**REQUEST:**
Pull each line holding the word "name" from the data.

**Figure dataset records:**
____
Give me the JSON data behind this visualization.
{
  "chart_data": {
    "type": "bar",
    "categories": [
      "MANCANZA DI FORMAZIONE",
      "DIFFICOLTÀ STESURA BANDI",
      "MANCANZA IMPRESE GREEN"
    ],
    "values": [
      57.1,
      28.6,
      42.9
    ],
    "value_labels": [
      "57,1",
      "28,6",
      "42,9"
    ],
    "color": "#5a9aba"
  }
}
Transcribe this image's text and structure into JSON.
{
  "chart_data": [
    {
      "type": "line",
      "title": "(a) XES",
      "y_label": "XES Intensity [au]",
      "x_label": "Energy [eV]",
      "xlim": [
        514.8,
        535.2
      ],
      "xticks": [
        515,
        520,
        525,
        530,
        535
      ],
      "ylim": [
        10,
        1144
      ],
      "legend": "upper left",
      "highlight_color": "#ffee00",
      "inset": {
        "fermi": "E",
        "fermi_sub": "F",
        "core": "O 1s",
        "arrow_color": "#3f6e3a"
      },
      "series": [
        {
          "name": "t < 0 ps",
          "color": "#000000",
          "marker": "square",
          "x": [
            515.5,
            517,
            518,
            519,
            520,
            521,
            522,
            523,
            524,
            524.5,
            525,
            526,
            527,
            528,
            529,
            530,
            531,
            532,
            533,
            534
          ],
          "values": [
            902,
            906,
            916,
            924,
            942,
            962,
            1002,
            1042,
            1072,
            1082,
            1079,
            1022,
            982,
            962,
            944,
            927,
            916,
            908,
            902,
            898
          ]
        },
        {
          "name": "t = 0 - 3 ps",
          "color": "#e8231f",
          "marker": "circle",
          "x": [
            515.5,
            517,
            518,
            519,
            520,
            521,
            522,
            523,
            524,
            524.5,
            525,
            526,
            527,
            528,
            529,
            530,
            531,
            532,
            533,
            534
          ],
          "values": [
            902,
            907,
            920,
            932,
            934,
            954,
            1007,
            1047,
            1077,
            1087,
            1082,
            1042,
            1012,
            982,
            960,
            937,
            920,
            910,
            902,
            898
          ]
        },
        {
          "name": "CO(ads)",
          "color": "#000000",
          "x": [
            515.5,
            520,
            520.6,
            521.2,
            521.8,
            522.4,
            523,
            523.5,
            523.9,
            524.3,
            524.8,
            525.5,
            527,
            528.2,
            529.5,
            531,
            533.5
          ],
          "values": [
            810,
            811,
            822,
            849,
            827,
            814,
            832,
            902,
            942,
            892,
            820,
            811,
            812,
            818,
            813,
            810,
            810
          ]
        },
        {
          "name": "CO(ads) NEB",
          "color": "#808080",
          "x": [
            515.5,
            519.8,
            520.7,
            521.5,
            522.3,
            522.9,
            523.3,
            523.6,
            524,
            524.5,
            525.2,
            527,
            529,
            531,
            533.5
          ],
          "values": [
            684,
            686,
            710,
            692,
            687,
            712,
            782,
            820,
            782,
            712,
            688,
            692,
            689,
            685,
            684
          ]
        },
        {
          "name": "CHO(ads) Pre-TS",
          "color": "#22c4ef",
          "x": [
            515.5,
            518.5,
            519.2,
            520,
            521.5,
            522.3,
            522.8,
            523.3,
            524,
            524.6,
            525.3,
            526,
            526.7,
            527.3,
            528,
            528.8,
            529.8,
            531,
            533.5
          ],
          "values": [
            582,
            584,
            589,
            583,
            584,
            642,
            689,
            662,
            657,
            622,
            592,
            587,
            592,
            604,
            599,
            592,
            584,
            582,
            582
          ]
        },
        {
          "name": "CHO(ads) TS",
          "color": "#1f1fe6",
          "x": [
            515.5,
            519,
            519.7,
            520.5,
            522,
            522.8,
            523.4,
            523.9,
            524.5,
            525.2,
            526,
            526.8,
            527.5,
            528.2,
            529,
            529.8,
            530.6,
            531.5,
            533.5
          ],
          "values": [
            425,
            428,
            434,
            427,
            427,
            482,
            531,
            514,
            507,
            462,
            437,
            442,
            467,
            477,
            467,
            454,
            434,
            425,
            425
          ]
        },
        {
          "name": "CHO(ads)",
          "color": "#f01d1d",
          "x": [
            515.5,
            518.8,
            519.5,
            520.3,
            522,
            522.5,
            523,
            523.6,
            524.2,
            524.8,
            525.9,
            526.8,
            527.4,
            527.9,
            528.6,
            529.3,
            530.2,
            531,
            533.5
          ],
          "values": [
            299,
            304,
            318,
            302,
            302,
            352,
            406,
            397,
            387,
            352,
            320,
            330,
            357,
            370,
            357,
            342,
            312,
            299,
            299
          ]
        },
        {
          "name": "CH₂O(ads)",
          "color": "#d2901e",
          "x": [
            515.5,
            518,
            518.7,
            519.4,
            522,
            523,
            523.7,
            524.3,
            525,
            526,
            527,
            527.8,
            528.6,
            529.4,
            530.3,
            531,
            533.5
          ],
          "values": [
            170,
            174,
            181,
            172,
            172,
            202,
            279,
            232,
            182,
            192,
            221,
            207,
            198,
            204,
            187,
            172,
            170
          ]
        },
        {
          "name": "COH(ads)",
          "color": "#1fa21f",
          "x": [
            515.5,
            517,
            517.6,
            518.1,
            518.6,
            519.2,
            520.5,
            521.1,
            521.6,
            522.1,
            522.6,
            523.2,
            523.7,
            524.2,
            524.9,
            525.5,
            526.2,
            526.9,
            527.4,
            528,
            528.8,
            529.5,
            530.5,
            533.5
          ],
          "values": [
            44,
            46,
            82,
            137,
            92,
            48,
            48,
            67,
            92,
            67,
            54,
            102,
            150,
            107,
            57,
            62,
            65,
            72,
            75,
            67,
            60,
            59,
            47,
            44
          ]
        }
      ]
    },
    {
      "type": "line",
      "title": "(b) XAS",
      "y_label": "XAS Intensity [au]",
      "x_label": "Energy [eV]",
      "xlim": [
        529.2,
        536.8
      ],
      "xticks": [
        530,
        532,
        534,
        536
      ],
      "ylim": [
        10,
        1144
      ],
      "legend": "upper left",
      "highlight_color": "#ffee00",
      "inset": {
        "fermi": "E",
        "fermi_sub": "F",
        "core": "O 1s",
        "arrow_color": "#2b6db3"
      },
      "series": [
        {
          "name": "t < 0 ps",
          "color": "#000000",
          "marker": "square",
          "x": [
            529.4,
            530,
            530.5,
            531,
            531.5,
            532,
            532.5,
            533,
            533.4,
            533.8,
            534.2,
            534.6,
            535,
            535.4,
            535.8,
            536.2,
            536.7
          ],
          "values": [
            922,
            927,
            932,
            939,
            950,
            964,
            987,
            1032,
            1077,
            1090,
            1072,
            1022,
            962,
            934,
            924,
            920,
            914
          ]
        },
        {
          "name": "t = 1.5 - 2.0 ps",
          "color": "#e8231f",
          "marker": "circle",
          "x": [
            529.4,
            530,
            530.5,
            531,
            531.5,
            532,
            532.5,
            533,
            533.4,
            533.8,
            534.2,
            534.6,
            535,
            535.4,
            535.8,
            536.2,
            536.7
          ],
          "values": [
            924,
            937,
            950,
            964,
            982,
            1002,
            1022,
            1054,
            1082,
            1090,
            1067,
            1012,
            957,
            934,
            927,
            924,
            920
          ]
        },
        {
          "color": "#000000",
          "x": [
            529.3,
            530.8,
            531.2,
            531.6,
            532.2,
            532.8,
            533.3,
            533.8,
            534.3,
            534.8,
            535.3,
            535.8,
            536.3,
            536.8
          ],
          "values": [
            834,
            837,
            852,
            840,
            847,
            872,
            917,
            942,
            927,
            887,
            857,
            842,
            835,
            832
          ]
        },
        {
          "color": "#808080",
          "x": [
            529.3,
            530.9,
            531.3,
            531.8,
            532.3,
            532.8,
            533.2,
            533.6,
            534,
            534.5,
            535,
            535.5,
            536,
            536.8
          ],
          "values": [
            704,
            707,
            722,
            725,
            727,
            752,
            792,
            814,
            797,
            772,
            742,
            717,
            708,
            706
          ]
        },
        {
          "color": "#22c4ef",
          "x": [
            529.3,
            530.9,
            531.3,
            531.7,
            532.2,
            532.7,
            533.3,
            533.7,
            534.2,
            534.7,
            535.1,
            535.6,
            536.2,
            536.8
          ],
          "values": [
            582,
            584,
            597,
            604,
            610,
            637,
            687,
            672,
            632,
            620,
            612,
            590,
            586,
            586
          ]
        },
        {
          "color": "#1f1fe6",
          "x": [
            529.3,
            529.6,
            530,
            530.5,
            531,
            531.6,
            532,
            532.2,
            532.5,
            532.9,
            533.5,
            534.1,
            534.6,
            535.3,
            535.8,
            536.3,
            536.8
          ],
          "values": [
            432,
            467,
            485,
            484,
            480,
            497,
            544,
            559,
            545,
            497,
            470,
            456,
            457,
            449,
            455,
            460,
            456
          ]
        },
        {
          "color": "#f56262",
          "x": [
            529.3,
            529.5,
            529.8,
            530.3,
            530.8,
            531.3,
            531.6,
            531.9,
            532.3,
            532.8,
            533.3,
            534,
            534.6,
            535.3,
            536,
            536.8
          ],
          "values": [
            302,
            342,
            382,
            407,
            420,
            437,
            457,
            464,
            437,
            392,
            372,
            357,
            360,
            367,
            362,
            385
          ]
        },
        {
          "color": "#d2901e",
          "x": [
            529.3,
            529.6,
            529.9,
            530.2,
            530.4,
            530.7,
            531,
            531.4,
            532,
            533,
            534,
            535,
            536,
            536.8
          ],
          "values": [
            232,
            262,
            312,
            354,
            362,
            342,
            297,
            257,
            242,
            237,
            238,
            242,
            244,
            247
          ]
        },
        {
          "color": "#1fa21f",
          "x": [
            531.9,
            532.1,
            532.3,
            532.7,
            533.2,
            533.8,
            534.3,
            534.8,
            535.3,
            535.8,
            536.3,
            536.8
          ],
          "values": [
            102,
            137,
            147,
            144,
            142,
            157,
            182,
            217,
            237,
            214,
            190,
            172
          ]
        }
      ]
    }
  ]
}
____
**RESULT OF THE EXERCISE:**
          "name": "t < 0 ps",
          "name": "t = 0 - 3 ps",
          "name": "CO(ads)",
          "name": "CO(ads) NEB",
          "name": "CHO(ads) Pre-TS",
          "name": "CHO(ads) TS",
          "name": "CHO(ads)",
          "name": "CH₂O(ads)",
          "name": "COH(ads)",
          "name": "t < 0 ps",
          "name": "t = 1.5 - 2.0 ps",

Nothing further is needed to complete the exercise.